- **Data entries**

[start]

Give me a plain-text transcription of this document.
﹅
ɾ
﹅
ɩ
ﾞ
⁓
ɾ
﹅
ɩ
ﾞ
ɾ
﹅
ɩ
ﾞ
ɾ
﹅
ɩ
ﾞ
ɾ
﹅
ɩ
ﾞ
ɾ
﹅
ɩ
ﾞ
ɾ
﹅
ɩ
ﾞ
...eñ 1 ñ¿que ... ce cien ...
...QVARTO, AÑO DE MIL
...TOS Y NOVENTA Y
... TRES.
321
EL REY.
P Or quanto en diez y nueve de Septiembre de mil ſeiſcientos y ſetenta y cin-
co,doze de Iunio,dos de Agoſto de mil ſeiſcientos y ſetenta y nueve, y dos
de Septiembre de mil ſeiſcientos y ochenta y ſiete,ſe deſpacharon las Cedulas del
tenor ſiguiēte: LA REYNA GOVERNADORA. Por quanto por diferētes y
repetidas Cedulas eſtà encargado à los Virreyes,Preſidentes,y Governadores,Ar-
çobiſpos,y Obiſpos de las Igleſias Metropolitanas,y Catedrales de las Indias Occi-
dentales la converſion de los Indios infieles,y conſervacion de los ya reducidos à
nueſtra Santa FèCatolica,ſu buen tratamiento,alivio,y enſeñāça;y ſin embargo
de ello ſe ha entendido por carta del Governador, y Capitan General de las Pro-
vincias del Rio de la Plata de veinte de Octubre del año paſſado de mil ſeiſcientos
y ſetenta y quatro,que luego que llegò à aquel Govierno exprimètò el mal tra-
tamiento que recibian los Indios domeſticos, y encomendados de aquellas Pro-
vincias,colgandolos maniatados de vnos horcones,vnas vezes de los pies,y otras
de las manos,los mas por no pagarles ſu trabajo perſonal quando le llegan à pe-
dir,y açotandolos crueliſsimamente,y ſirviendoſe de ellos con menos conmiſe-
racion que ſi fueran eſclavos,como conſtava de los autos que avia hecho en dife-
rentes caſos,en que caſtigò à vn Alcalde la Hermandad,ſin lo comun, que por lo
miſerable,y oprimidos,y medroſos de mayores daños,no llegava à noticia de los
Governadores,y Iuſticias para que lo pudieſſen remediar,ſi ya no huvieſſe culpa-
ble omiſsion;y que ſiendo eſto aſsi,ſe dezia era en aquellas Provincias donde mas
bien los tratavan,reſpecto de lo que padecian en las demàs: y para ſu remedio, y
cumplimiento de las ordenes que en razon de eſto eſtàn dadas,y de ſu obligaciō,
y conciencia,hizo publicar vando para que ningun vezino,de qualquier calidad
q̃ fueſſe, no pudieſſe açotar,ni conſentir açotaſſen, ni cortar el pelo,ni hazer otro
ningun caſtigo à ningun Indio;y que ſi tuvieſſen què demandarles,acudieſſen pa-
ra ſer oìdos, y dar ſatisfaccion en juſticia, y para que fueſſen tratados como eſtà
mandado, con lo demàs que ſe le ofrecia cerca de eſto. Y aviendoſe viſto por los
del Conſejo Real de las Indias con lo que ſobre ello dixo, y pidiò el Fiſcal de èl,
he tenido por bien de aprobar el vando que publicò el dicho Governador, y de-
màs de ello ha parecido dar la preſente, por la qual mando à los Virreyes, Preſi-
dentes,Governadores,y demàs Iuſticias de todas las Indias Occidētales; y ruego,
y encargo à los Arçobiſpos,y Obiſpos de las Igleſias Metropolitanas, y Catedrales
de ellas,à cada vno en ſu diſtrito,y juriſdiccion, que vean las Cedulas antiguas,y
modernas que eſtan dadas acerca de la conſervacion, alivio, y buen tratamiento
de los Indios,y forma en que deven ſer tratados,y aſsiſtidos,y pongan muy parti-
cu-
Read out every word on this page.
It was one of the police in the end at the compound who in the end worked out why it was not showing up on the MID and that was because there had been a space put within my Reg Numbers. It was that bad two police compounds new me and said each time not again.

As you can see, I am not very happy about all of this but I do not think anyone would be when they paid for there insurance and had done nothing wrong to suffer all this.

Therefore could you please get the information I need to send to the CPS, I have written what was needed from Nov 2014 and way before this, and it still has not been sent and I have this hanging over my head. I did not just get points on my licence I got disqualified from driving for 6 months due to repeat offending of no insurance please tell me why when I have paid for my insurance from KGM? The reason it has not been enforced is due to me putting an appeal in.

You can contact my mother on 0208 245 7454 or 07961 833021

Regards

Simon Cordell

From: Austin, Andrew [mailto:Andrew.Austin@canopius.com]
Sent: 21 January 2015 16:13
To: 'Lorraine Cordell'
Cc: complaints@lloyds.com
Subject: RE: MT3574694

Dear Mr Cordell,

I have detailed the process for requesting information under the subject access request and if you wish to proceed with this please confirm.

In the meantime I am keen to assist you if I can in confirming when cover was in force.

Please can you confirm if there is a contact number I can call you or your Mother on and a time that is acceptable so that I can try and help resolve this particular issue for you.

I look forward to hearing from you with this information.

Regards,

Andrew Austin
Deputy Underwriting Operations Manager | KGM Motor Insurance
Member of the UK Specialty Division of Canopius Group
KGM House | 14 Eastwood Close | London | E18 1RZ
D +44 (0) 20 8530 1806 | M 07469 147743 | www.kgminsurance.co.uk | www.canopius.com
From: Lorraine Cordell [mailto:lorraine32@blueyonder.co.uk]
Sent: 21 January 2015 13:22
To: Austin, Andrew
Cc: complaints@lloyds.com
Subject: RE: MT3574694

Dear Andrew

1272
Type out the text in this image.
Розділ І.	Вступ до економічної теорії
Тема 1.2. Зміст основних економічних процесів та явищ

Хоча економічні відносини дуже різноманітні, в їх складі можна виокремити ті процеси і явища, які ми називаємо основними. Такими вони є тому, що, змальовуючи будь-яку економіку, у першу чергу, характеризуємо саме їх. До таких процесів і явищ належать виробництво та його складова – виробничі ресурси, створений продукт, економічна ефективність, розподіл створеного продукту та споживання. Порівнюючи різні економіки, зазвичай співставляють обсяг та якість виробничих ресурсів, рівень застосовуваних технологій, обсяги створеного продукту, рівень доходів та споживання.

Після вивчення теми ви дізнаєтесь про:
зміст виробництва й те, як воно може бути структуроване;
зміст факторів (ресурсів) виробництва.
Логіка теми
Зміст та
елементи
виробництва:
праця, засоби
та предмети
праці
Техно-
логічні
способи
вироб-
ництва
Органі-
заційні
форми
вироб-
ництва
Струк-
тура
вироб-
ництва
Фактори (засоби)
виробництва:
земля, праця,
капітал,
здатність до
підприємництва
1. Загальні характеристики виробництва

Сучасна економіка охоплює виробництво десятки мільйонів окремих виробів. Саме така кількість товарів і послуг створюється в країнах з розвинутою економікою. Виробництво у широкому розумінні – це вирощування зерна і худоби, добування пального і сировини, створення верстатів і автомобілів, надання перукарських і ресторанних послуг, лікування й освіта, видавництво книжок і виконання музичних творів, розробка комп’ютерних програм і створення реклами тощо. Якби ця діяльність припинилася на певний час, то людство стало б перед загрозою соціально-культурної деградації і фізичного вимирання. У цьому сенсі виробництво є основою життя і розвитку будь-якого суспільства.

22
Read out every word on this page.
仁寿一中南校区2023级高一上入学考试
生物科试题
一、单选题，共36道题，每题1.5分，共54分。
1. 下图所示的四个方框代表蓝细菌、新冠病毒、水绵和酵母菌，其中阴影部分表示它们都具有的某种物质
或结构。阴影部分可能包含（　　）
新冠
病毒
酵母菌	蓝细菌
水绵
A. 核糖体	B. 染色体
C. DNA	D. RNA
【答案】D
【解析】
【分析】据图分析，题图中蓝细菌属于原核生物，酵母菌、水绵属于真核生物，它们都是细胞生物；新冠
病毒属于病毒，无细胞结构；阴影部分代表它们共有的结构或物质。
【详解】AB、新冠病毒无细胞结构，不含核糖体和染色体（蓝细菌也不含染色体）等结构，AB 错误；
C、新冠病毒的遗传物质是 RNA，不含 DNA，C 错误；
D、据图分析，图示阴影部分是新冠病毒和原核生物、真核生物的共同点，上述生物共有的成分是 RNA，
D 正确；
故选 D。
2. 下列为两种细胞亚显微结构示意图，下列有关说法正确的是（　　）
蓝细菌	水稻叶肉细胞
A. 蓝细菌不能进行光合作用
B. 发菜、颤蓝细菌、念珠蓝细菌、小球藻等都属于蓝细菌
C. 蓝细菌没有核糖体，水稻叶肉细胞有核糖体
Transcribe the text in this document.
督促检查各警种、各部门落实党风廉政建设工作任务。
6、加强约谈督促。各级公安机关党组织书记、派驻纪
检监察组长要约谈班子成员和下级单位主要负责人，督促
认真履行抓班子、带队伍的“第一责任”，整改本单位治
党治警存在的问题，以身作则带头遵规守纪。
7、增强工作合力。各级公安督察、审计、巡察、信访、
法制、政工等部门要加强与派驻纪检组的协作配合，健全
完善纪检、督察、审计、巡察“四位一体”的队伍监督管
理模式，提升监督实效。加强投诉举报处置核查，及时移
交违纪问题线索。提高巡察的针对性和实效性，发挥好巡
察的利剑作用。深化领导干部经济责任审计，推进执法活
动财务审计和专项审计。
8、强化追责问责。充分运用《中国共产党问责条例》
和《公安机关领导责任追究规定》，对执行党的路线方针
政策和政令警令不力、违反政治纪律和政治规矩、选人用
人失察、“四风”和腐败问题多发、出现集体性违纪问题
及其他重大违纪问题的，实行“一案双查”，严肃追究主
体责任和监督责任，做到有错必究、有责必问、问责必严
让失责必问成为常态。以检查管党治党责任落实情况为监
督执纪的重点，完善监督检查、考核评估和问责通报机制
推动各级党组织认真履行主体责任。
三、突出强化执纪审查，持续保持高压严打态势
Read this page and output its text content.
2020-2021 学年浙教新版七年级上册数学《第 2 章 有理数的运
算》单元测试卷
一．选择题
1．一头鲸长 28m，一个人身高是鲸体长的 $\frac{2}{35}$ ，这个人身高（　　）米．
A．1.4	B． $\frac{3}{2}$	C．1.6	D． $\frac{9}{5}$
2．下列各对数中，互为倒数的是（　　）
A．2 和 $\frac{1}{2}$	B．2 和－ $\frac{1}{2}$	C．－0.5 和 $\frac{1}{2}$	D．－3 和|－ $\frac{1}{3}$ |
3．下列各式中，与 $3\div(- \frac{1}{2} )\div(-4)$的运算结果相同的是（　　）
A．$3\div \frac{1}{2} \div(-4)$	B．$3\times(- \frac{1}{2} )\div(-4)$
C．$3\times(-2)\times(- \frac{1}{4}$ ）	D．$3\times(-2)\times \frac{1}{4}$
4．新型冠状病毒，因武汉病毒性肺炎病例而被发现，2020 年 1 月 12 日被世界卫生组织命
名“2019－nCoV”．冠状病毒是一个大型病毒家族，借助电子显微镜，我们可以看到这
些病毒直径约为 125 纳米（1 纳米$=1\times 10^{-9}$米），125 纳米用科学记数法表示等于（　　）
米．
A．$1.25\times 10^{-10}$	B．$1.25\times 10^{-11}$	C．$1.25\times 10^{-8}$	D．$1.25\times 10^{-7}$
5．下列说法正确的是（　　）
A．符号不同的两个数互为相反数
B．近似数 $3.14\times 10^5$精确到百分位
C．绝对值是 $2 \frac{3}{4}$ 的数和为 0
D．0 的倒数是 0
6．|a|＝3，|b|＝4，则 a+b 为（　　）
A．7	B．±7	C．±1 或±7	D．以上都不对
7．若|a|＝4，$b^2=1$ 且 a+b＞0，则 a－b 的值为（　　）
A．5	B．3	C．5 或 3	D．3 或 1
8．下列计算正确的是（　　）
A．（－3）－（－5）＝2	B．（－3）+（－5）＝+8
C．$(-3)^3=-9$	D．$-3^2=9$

[end]

- **Task requirements**
Extract every line that has the string "dadas" in it.

- **Written solution**
cumplimiento de las ordenes que en razon de eſto eſtàn dadas,y de ſu obligaciō,
modernas que eſtan dadas acerca de la conſervacion, alivio, y buen tratamiento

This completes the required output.